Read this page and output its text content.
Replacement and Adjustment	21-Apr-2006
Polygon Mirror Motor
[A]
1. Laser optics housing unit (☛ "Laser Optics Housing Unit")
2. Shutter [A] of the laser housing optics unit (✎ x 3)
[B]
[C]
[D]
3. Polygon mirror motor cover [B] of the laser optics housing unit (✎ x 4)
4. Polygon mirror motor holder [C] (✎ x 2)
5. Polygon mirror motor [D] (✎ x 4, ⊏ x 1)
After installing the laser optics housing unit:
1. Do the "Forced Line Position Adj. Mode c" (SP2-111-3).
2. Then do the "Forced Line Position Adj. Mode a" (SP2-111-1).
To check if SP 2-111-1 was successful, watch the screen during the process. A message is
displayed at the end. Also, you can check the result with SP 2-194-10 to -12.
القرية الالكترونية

----------------

* [What you should do]: Transcribe each entry exactly.

* [Complete response]:
Read this page and output its text content.
Replacement and Adjustment	21-Apr-2006
Polygon Mirror Motor
[A]
1. Laser optics housing unit (☛ "Laser Optics Housing Unit")
2. Shutter [A] of the laser housing optics unit (✎ x 3)
[B]
[C]
[D]
3. Polygon mirror motor cover [B] of the laser optics housing unit (✎ x 4)
4. Polygon mirror motor holder [C] (✎ x 2)
5. Polygon mirror motor [D] (✎ x 4, ⊏ x 1)
After installing the laser optics housing unit:
1. Do the "Forced Line Position Adj. Mode c" (SP2-111-3).
2. Then do the "Forced Line Position Adj. Mode a" (SP2-111-1).
To check if SP 2-111-1 was successful, watch the screen during the process. A message is
displayed at the end. Also, you can check the result with SP 2-194-10 to -12.
القرية الالكترونية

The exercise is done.